[Collected data]
---*---

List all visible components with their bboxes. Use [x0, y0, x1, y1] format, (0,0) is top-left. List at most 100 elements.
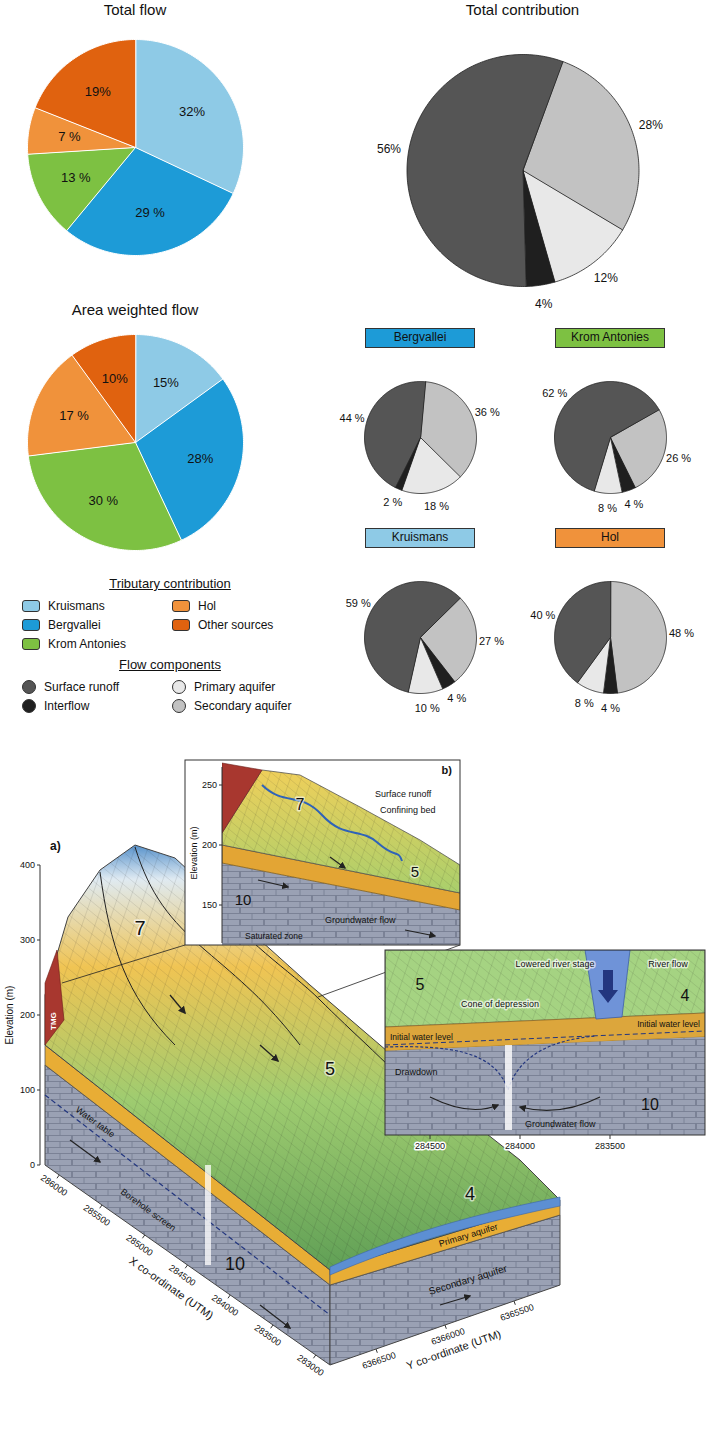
svg-text:River flow: River flow — [648, 959, 688, 969]
svg-text:10: 10 — [225, 1254, 245, 1274]
html-text:Bergvallei: Bergvallei — [48, 617, 101, 632]
svg-text:283500: 283500 — [253, 1323, 283, 1348]
svg-text:32%: 32% — [179, 104, 205, 119]
svg-text:400: 400 — [20, 860, 35, 870]
svg-text:29 %: 29 % — [135, 205, 165, 220]
svg-text:Y co-ordinate (UTM): Y co-ordinate (UTM) — [405, 1328, 503, 1372]
svg-text:59 %: 59 % — [346, 597, 371, 609]
svg-text:Elevation (m): Elevation (m) — [189, 826, 199, 879]
svg-text:7 %: 7 % — [58, 129, 81, 144]
svg-text:250: 250 — [202, 780, 217, 790]
svg-text:283000: 283000 — [295, 1353, 325, 1378]
svg-text:Confining bed: Confining bed — [380, 805, 436, 815]
svg-text:17 %: 17 % — [59, 408, 89, 423]
svg-text:62 %: 62 % — [542, 387, 567, 399]
svg-text:28%: 28% — [639, 118, 663, 132]
svg-text:Lowered river stage: Lowered river stage — [515, 959, 594, 969]
svg-text:7: 7 — [296, 796, 305, 813]
svg-text:Elevation (m): Elevation (m) — [4, 986, 15, 1045]
svg-text:4 %: 4 % — [601, 702, 620, 714]
svg-text:284500: 284500 — [167, 1262, 198, 1289]
svg-text:7: 7 — [134, 917, 145, 939]
html-text:Kruismans: Kruismans — [48, 598, 105, 613]
svg-text:4%: 4% — [535, 297, 553, 311]
html-text:Other sources: Other sources — [198, 617, 274, 632]
svg-text:48 %: 48 % — [669, 627, 694, 639]
svg-text:TMG: TMG — [49, 1012, 58, 1030]
svg-text:5: 5 — [325, 1059, 335, 1079]
svg-text:284000: 284000 — [210, 1293, 240, 1318]
svg-text:100: 100 — [20, 1085, 35, 1095]
svg-text:27 %: 27 % — [479, 635, 504, 647]
svg-text:Saturated zone: Saturated zone — [245, 931, 303, 941]
svg-text:Cone of depression: Cone of depression — [461, 999, 539, 1009]
svg-text:6365500: 6365500 — [499, 1302, 535, 1323]
html-text:Total flow: Total flow — [103, 1, 167, 18]
svg-text:284000: 284000 — [505, 1141, 535, 1151]
svg-text:Initial water level: Initial water level — [390, 1032, 453, 1042]
svg-text:40 %: 40 % — [530, 609, 555, 621]
svg-text:10 %: 10 % — [415, 702, 440, 714]
svg-text:10%: 10% — [102, 371, 128, 386]
svg-text:a): a) — [50, 839, 61, 853]
svg-text:8 %: 8 % — [575, 697, 594, 709]
svg-text:26 %: 26 % — [666, 452, 691, 464]
svg-text:286000: 286000 — [39, 1173, 69, 1198]
svg-text:19%: 19% — [85, 84, 111, 99]
html-text:Kruismans: Kruismans — [391, 530, 449, 544]
svg-text:4 %: 4 % — [447, 692, 466, 704]
svg-text:Groundwater flow: Groundwater flow — [525, 1119, 596, 1129]
svg-text:200: 200 — [20, 1010, 35, 1020]
svg-text:4: 4 — [681, 987, 690, 1004]
svg-text:0: 0 — [30, 1160, 35, 1170]
svg-text:283500: 283500 — [595, 1141, 625, 1151]
html-text:Total contribution: Total contribution — [465, 1, 580, 18]
svg-text:36 %: 36 % — [475, 406, 500, 418]
svg-text:44 %: 44 % — [340, 412, 365, 424]
svg-text:Initial water level: Initial water level — [637, 1019, 700, 1029]
svg-text:Secondary aquifer: Secondary aquifer — [427, 1262, 508, 1296]
svg-text:284500: 284500 — [415, 1141, 445, 1151]
svg-text:30 %: 30 % — [88, 493, 118, 508]
svg-text:b): b) — [442, 764, 453, 776]
svg-text:4 %: 4 % — [624, 498, 643, 510]
html-text:Tributary contribution: Tributary contribution — [109, 576, 231, 591]
html-text:Flow components: Flow components — [119, 657, 221, 672]
svg-text:Borehole screen: Borehole screen — [119, 1187, 178, 1234]
svg-text:4: 4 — [465, 1184, 475, 1204]
svg-text:285500: 285500 — [82, 1203, 112, 1228]
svg-text:12%: 12% — [594, 271, 618, 285]
svg-text:56%: 56% — [377, 142, 401, 156]
svg-text:150: 150 — [202, 900, 217, 910]
svg-text:300: 300 — [20, 935, 35, 945]
svg-text:Primary aquifer: Primary aquifer — [438, 1222, 499, 1249]
svg-text:6366500: 6366500 — [361, 1350, 397, 1371]
svg-text:6366000: 6366000 — [429, 1326, 467, 1347]
svg-text:5: 5 — [411, 863, 419, 880]
svg-text:Groundwater flow: Groundwater flow — [325, 915, 396, 925]
svg-text:Water table: Water table — [74, 1105, 117, 1140]
svg-text:X co-ordinate (UTM): X co-ordinate (UTM) — [127, 1254, 215, 1321]
svg-text:2 %: 2 % — [383, 496, 402, 508]
svg-text:28%: 28% — [187, 451, 213, 466]
svg-text:15%: 15% — [153, 375, 179, 390]
html-text:Primary aquifer: Primary aquifer — [194, 679, 276, 694]
html-text:Hol: Hol — [198, 598, 216, 613]
svg-text:285000: 285000 — [124, 1233, 154, 1258]
html-text:Interflow: Interflow — [44, 698, 90, 713]
svg-text:Drawdown: Drawdown — [395, 1067, 438, 1077]
html-text:Krom Antonies: Krom Antonies — [48, 636, 126, 651]
svg-text:10: 10 — [641, 1096, 659, 1113]
svg-text:200: 200 — [202, 840, 217, 850]
svg-text:10: 10 — [235, 891, 252, 908]
html-text:Secondary aquifer: Secondary aquifer — [194, 698, 292, 713]
svg-text:13 %: 13 % — [61, 170, 91, 185]
html-text:Surface runoff: Surface runoff — [44, 679, 120, 694]
svg-text:8 %: 8 % — [598, 502, 617, 514]
svg-text:5: 5 — [416, 976, 425, 993]
html-text:Bergvallei: Bergvallei — [393, 330, 447, 344]
html-text:Krom Antonies: Krom Antonies — [571, 330, 649, 344]
svg-text:Surface runoff: Surface runoff — [375, 789, 432, 799]
svg-text:18 %: 18 % — [424, 500, 449, 512]
html-text:Area weighted flow: Area weighted flow — [71, 301, 199, 318]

---*---

_Exercise objective:_ Please pull every line of the data above into your answer word for word, leaving out the pictures.

_Reply to the exercise:_
List all visible components with their bboxes. Use [x0, y0, x1, y1] format, (0,0) is top-left. List at most 100 elements.
svg-text:River flow: River flow — [648, 959, 688, 969]
svg-text:10: 10 — [225, 1254, 245, 1274]
html-text:Bergvallei: Bergvallei — [48, 617, 101, 632]
svg-text:283500: 283500 — [253, 1323, 283, 1348]
svg-text:32%: 32% — [179, 104, 205, 119]
svg-text:400: 400 — [20, 860, 35, 870]
svg-text:29 %: 29 % — [135, 205, 165, 220]
svg-text:Y co-ordinate (UTM): Y co-ordinate (UTM) — [405, 1328, 503, 1372]
svg-text:59 %: 59 % — [346, 597, 371, 609]
svg-text:Elevation (m): Elevation (m) — [189, 826, 199, 879]
svg-text:7 %: 7 % — [58, 129, 81, 144]
svg-text:250: 250 — [202, 780, 217, 790]
svg-text:283000: 283000 — [295, 1353, 325, 1378]
svg-text:Confining bed: Confining bed — [380, 805, 436, 815]
svg-text:17 %: 17 % — [59, 408, 89, 423]
svg-text:62 %: 62 % — [542, 387, 567, 399]
svg-text:28%: 28% — [639, 118, 663, 132]
svg-text:Lowered river stage: Lowered river stage — [515, 959, 594, 969]
svg-text:7: 7 — [296, 796, 305, 813]
svg-text:Elevation (m): Elevation (m) — [4, 986, 15, 1045]
svg-text:4 %: 4 % — [601, 702, 620, 714]
svg-text:284500: 284500 — [167, 1262, 198, 1289]
svg-text:7: 7 — [134, 917, 145, 939]
html-text:Kruismans: Kruismans — [48, 598, 105, 613]
svg-text:4%: 4% — [535, 297, 553, 311]
html-text:Other sources: Other sources — [198, 617, 274, 632]
svg-text:48 %: 48 % — [669, 627, 694, 639]
svg-text:TMG: TMG — [49, 1012, 58, 1030]
svg-text:5: 5 — [325, 1059, 335, 1079]
svg-text:284000: 284000 — [210, 1293, 240, 1318]
svg-text:100: 100 — [20, 1085, 35, 1095]
svg-text:27 %: 27 % — [479, 635, 504, 647]
svg-text:Saturated zone: Saturated zone — [245, 931, 303, 941]
svg-text:Cone of depression: Cone of depression — [461, 999, 539, 1009]
svg-text:6365500: 6365500 — [499, 1302, 535, 1323]
html-text:Total flow: Total flow — [103, 1, 167, 18]
svg-text:284000: 284000 — [505, 1141, 535, 1151]
svg-text:Initial water level: Initial water level — [390, 1032, 453, 1042]
svg-text:40 %: 40 % — [530, 609, 555, 621]
svg-text:10 %: 10 % — [415, 702, 440, 714]
svg-text:10%: 10% — [102, 371, 128, 386]
svg-text:a): a) — [50, 839, 61, 853]
svg-text:8 %: 8 % — [575, 697, 594, 709]
svg-text:26 %: 26 % — [666, 452, 691, 464]
svg-text:286000: 286000 — [39, 1173, 69, 1198]
svg-text:19%: 19% — [85, 84, 111, 99]
html-text:Kruismans: Kruismans — [391, 530, 449, 544]
svg-text:4 %: 4 % — [447, 692, 466, 704]
svg-text:Groundwater flow: Groundwater flow — [525, 1119, 596, 1129]
svg-text:200: 200 — [20, 1010, 35, 1020]
svg-text:4: 4 — [681, 987, 690, 1004]
svg-text:0: 0 — [30, 1160, 35, 1170]
svg-text:283500: 283500 — [595, 1141, 625, 1151]
html-text:Total contribution: Total contribution — [465, 1, 580, 18]
svg-text:36 %: 36 % — [475, 406, 500, 418]
svg-text:44 %: 44 % — [340, 412, 365, 424]
svg-text:Initial water level: Initial water level — [637, 1019, 700, 1029]
svg-text:Secondary aquifer: Secondary aquifer — [427, 1262, 508, 1296]
svg-text:284500: 284500 — [415, 1141, 445, 1151]
svg-text:30 %: 30 % — [88, 493, 118, 508]
svg-text:b): b) — [442, 764, 453, 776]
svg-text:4 %: 4 % — [624, 498, 643, 510]
html-text:Tributary contribution: Tributary contribution — [109, 576, 231, 591]
html-text:Flow components: Flow components — [119, 657, 221, 672]
svg-text:Borehole screen: Borehole screen — [119, 1187, 178, 1234]
svg-text:4: 4 — [465, 1184, 475, 1204]
svg-text:285500: 285500 — [82, 1203, 112, 1228]
svg-text:12%: 12% — [594, 271, 618, 285]
svg-text:56%: 56% — [377, 142, 401, 156]
svg-text:150: 150 — [202, 900, 217, 910]
svg-text:300: 300 — [20, 935, 35, 945]
svg-text:Primary aquifer: Primary aquifer — [438, 1222, 499, 1249]
svg-text:6366500: 6366500 — [361, 1350, 397, 1371]
svg-text:6366000: 6366000 — [429, 1326, 467, 1347]
svg-text:5: 5 — [411, 863, 419, 880]
svg-text:Groundwater flow: Groundwater flow — [325, 915, 396, 925]
svg-text:Water table: Water table — [74, 1105, 117, 1140]
svg-text:X co-ordinate (UTM): X co-ordinate (UTM) — [127, 1254, 215, 1321]
svg-text:2 %: 2 % — [383, 496, 402, 508]
svg-text:28%: 28% — [187, 451, 213, 466]
svg-text:15%: 15% — [153, 375, 179, 390]
html-text:Primary aquifer: Primary aquifer — [194, 679, 276, 694]
html-text:Hol: Hol — [198, 598, 216, 613]
svg-text:285000: 285000 — [124, 1233, 154, 1258]
html-text:Interflow: Interflow — [44, 698, 90, 713]
svg-text:Drawdown: Drawdown — [395, 1067, 438, 1077]
html-text:Krom Antonies: Krom Antonies — [48, 636, 126, 651]
svg-text:10: 10 — [641, 1096, 659, 1113]
svg-text:200: 200 — [202, 840, 217, 850]
svg-text:10: 10 — [235, 891, 252, 908]
html-text:Secondary aquifer: Secondary aquifer — [194, 698, 292, 713]
svg-text:13 %: 13 % — [61, 170, 91, 185]
html-text:Surface runoff: Surface runoff — [44, 679, 120, 694]
svg-text:8 %: 8 % — [598, 502, 617, 514]
svg-text:5: 5 — [416, 976, 425, 993]
html-text:Bergvallei: Bergvallei — [393, 330, 447, 344]
html-text:Krom Antonies: Krom Antonies — [571, 330, 649, 344]
svg-text:Surface runoff: Surface runoff — [375, 789, 432, 799]
svg-text:18 %: 18 % — [424, 500, 449, 512]
html-text:Area weighted flow: Area weighted flow — [71, 301, 199, 318]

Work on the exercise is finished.